**Exercise**
Copy out all lines of the listing below that hold "determined".

**Data shown**
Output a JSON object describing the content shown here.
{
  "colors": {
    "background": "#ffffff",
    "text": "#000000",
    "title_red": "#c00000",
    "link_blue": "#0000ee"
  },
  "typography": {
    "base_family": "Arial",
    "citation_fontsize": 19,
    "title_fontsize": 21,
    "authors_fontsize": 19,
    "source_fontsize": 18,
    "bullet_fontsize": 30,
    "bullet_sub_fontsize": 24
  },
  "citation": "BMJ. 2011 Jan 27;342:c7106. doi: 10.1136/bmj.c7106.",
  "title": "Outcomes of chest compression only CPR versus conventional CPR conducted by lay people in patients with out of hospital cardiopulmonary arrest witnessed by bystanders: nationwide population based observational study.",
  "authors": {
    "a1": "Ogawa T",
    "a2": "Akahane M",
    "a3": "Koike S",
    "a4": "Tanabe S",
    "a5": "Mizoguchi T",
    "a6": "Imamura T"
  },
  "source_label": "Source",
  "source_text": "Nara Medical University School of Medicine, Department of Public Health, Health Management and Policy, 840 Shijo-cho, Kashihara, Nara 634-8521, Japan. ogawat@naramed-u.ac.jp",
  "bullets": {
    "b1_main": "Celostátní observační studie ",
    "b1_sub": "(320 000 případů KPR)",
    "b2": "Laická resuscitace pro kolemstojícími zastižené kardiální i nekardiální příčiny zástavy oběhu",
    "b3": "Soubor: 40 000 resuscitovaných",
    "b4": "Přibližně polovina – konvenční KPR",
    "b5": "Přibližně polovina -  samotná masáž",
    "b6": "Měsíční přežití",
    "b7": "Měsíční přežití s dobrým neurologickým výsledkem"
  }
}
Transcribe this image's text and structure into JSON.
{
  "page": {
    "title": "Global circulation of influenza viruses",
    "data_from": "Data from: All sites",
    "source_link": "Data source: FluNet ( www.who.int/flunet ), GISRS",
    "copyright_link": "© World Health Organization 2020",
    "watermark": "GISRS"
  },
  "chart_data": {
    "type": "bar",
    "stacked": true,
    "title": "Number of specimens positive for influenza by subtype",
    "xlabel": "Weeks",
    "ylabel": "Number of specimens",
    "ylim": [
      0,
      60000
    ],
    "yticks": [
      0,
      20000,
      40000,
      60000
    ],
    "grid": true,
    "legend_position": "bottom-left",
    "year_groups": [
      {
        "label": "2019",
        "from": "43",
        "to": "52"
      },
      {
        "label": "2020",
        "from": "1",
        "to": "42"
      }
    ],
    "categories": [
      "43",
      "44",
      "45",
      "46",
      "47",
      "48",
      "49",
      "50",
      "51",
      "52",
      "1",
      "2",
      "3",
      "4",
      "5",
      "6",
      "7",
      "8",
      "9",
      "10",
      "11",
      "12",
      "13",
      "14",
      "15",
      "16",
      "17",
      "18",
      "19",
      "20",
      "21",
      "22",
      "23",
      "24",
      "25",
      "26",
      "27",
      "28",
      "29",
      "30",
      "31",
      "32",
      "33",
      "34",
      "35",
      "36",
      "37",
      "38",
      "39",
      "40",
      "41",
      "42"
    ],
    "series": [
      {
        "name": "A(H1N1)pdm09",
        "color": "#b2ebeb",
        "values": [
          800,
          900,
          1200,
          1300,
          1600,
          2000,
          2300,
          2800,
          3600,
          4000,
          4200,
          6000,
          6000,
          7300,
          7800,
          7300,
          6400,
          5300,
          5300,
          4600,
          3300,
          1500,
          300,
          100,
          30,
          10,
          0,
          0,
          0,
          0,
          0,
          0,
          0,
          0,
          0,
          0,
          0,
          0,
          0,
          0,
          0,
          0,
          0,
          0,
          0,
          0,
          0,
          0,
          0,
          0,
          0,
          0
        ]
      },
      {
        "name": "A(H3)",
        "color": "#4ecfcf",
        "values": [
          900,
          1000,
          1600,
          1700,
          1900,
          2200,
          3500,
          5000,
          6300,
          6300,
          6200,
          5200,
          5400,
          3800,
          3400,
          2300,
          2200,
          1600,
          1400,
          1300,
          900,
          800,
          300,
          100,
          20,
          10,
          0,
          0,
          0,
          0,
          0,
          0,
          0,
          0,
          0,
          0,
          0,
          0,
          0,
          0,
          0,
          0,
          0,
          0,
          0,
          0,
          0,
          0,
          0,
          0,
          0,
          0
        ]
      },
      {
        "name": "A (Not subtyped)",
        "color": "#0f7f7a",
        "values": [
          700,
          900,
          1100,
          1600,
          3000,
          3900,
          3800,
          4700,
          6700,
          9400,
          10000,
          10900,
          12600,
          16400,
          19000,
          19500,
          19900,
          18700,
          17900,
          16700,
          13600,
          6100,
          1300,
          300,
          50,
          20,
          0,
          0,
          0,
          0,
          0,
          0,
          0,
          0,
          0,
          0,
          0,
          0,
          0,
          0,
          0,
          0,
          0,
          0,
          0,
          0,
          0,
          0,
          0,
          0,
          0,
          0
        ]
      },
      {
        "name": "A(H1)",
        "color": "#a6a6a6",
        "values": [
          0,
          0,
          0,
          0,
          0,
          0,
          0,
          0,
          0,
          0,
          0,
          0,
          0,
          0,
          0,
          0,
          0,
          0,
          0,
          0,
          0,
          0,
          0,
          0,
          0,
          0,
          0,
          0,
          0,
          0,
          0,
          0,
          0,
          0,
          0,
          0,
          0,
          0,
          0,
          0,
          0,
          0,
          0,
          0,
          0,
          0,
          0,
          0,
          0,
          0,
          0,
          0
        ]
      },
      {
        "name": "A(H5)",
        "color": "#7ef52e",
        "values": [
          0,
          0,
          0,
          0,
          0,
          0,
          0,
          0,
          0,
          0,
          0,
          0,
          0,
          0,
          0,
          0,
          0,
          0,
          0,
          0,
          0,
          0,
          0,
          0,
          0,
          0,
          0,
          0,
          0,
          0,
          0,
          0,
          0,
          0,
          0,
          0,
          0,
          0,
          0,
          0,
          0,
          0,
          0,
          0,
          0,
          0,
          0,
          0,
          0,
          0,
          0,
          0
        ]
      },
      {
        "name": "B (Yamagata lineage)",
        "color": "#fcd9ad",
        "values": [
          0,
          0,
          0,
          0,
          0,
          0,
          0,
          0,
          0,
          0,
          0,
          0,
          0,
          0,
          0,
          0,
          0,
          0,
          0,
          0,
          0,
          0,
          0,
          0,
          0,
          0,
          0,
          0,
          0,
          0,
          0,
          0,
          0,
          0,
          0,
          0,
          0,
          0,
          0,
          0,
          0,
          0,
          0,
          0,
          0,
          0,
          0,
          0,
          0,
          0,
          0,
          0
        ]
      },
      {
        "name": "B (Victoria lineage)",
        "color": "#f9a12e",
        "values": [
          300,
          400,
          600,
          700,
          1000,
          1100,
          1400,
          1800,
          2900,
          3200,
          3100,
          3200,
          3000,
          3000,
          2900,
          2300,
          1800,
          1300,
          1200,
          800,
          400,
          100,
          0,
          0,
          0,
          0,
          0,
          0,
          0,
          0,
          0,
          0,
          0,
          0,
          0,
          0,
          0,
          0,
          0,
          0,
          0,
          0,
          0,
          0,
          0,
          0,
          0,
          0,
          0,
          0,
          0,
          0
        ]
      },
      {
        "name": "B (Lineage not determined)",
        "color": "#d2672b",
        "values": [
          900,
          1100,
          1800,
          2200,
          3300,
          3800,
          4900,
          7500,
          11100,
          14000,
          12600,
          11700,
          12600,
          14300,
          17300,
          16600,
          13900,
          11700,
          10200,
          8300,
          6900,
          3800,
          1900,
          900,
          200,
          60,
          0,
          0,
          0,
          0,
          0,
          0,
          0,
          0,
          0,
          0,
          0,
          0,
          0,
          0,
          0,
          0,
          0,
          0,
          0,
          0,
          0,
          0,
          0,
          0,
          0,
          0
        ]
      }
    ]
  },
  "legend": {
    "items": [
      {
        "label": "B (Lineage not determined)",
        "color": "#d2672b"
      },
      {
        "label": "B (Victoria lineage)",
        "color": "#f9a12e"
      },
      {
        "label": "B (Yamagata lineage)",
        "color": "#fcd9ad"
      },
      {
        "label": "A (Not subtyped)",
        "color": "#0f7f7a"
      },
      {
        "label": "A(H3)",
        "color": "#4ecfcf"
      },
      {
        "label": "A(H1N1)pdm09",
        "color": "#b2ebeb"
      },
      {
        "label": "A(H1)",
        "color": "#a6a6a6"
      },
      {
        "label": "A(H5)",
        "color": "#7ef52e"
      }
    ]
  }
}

**Reply to the exercise**
        "name": "B (Lineage not determined)",
        "label": "B (Lineage not determined)",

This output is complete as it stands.